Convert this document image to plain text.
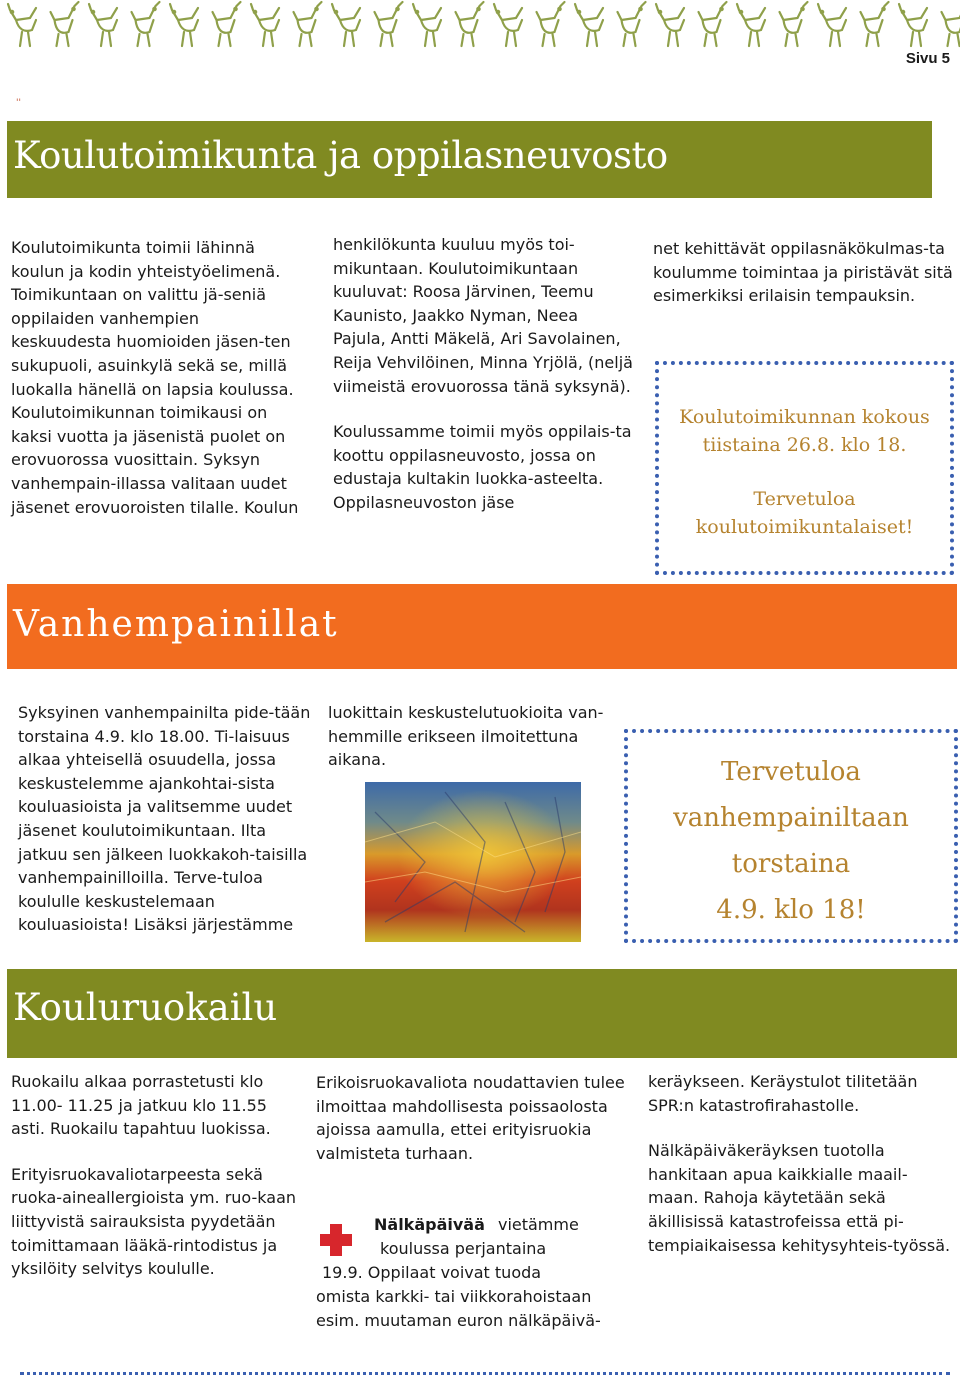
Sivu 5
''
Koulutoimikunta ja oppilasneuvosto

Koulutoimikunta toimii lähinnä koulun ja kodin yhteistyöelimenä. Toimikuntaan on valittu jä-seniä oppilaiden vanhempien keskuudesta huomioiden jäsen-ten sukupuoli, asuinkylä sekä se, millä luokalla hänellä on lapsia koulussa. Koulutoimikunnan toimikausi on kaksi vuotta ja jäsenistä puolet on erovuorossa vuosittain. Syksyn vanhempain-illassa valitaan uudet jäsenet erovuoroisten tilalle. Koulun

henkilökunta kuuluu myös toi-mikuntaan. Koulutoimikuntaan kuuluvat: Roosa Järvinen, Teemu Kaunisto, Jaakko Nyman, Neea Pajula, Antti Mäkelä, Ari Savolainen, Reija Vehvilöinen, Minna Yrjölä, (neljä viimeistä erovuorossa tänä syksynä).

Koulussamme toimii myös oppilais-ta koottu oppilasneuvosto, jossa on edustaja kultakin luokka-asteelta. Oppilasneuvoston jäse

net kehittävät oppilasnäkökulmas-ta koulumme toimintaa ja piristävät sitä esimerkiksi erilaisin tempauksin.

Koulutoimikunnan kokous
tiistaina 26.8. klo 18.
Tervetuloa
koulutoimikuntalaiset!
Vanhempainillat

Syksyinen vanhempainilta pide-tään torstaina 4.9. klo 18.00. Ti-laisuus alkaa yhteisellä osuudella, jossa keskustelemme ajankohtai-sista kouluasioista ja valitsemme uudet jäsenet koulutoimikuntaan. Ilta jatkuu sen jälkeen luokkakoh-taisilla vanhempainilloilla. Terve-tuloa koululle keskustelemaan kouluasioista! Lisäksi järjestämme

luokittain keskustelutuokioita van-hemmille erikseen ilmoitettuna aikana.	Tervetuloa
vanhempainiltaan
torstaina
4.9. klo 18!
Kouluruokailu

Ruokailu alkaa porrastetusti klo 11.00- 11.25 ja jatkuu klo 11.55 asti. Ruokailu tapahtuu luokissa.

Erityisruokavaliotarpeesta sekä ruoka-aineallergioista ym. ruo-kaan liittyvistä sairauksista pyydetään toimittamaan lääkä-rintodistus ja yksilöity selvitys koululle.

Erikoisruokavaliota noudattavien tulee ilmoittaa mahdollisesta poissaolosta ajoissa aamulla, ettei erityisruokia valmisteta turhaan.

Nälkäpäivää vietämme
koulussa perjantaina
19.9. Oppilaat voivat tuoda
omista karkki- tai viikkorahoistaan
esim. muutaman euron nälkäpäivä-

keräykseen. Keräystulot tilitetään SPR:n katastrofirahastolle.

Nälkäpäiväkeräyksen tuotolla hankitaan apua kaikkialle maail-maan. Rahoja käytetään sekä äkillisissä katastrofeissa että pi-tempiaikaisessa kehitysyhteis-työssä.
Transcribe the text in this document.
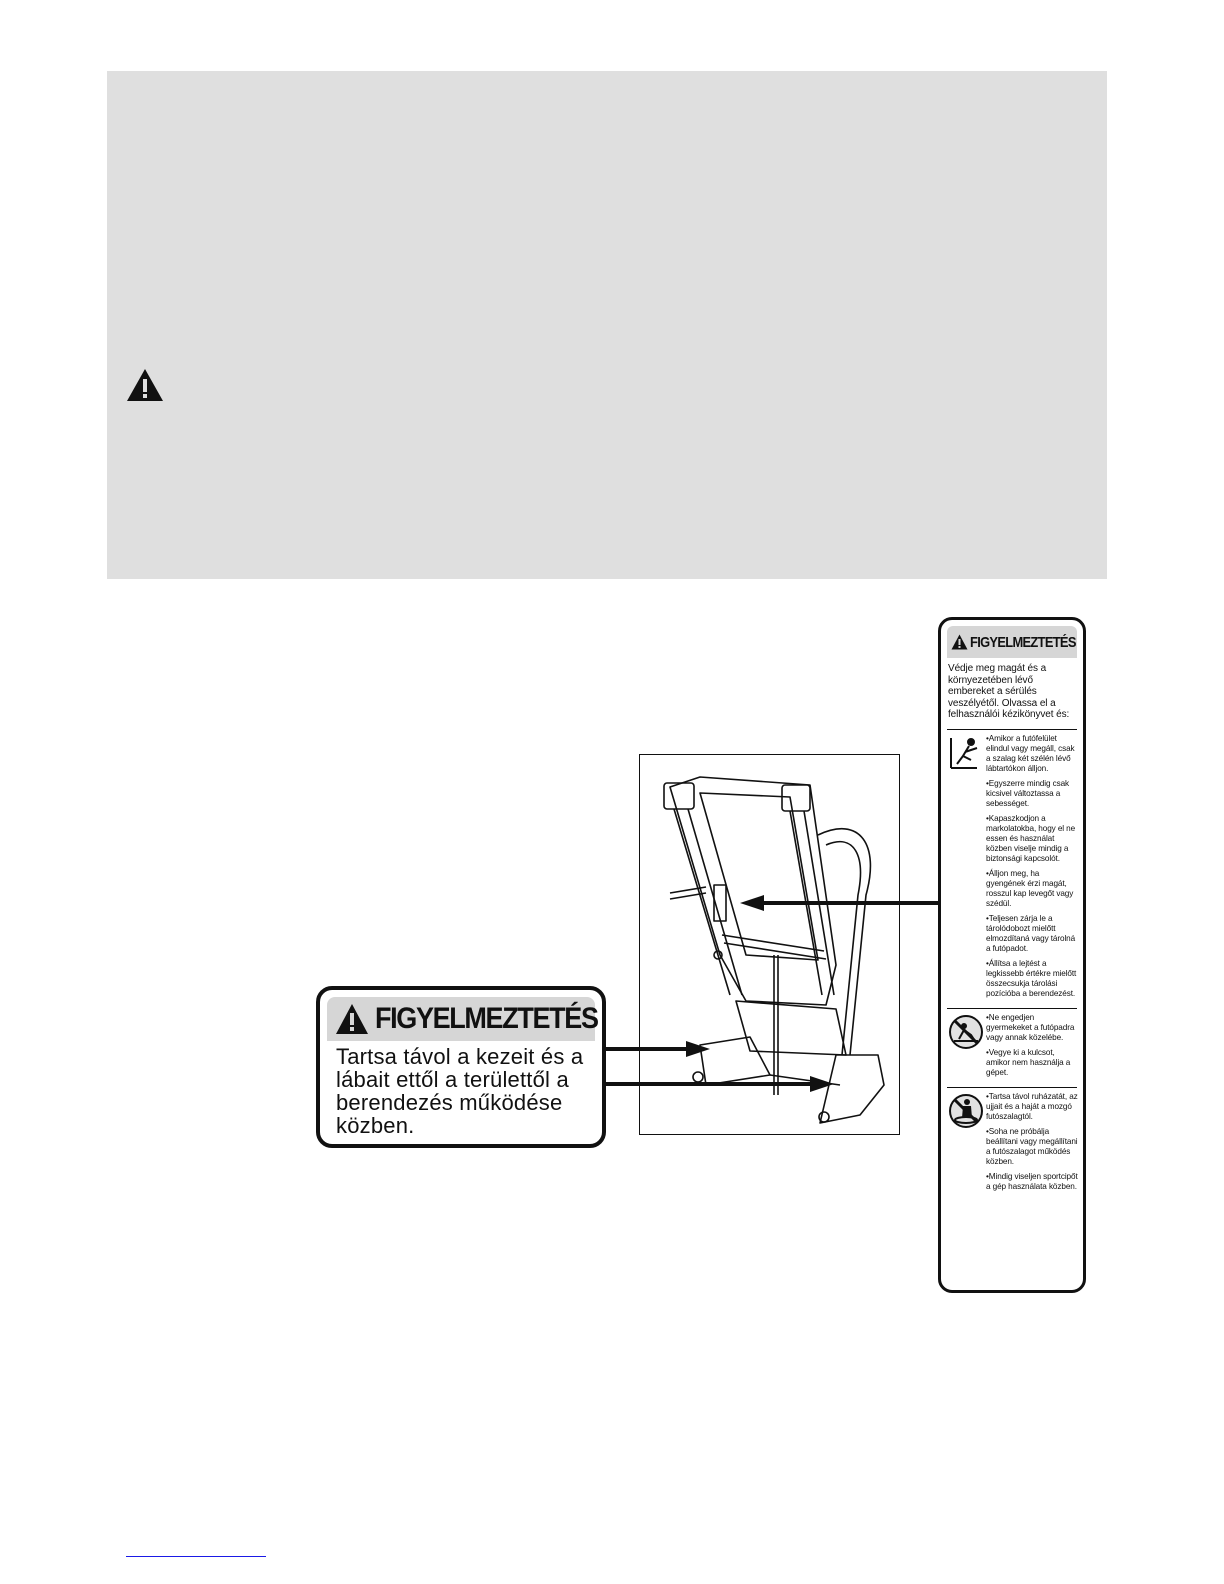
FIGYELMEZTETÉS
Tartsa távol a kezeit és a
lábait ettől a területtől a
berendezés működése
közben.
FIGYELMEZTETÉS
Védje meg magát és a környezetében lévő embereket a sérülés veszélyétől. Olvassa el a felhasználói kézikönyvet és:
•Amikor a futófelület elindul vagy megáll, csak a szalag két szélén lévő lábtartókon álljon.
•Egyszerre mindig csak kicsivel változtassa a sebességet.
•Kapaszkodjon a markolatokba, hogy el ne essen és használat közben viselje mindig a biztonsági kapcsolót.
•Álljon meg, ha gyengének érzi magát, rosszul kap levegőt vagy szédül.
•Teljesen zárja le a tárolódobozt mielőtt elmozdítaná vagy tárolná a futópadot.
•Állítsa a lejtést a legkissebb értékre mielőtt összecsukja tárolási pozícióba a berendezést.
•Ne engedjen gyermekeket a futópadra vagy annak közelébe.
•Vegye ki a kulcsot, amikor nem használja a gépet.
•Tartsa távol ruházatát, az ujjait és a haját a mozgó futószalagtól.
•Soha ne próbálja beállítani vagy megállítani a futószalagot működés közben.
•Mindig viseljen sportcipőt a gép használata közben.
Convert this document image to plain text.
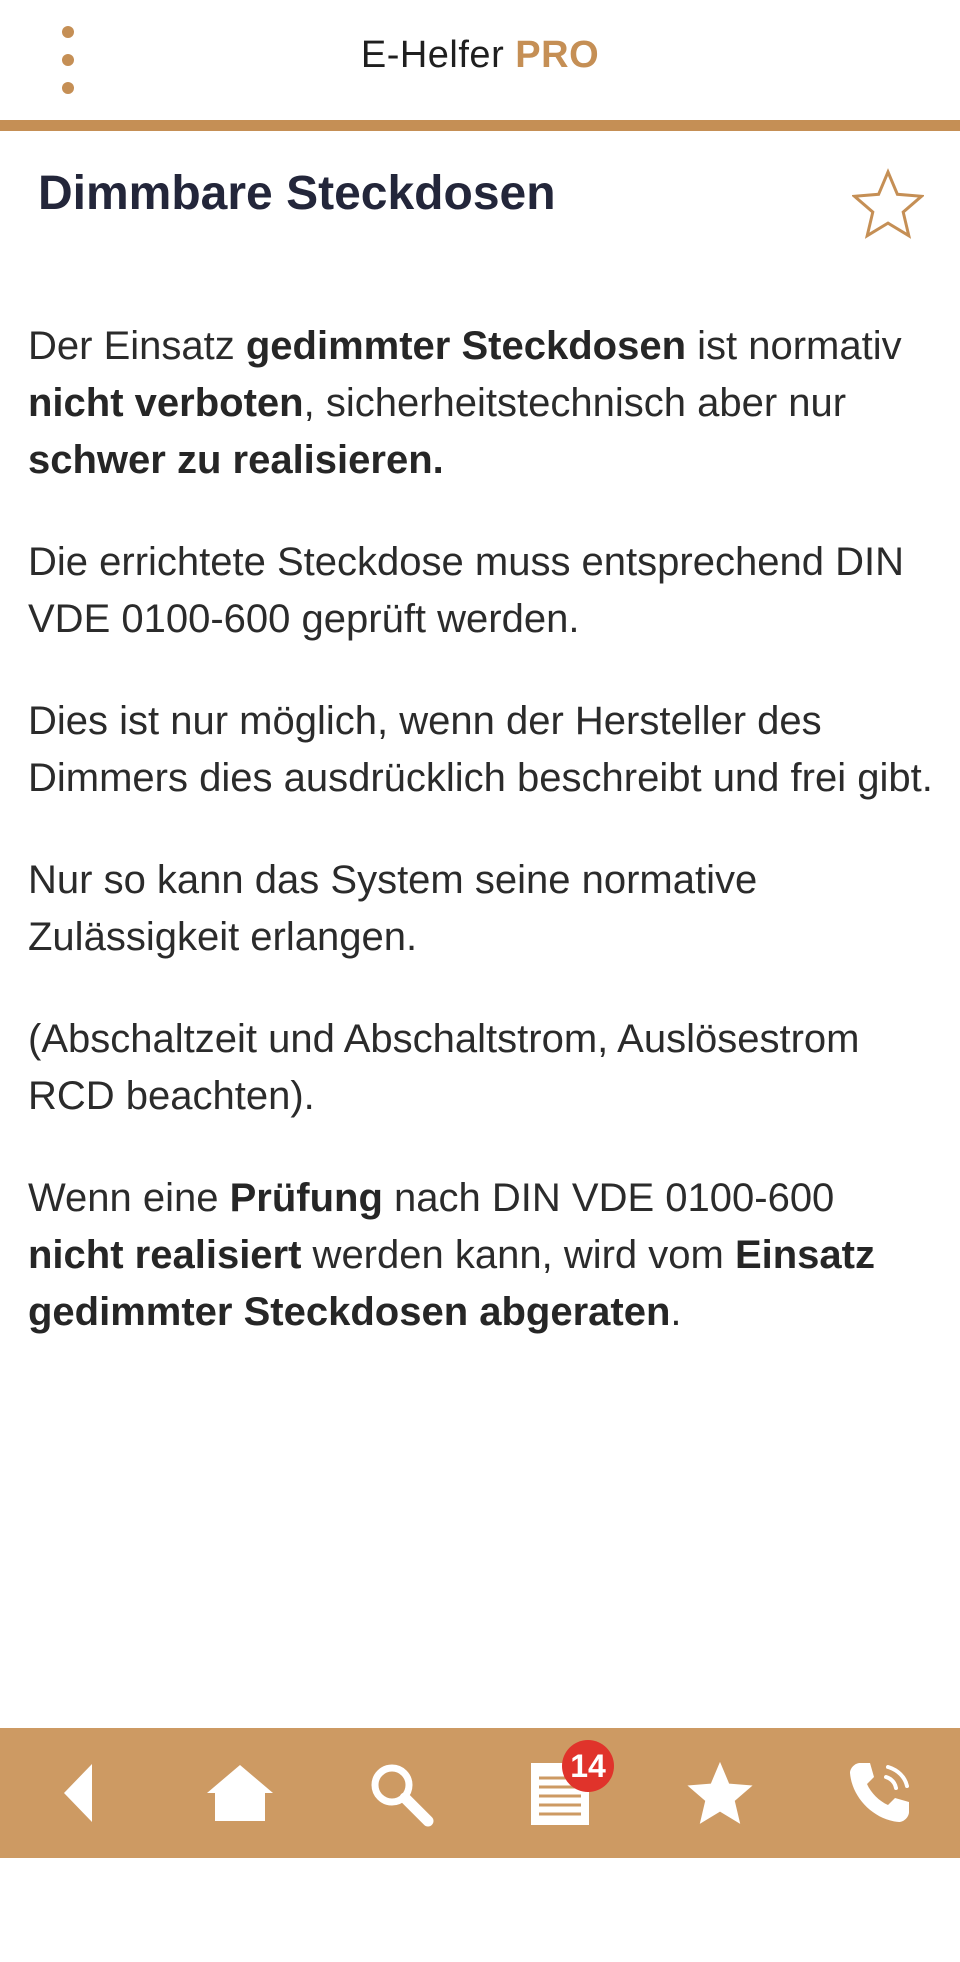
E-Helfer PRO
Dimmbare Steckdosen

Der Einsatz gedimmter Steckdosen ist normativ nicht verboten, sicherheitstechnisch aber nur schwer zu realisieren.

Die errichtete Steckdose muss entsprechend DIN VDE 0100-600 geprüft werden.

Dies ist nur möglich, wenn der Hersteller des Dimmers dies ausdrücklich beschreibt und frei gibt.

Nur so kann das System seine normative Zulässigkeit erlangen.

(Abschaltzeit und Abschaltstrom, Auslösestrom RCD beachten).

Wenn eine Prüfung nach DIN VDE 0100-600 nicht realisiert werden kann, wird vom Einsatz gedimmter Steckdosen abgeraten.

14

+++

* What the task requires *
In the lines above, locate the string "oppilasneuvosto". Copy every line where it occurs.

* Complete output *
Koulutoimikunta ja oppilasneuvosto
Koulussamme toimii myös oppilais-ta koottu oppilasneuvosto, jossa on edustaja kultakin luokka-asteelta. Oppilasneuvoston jäse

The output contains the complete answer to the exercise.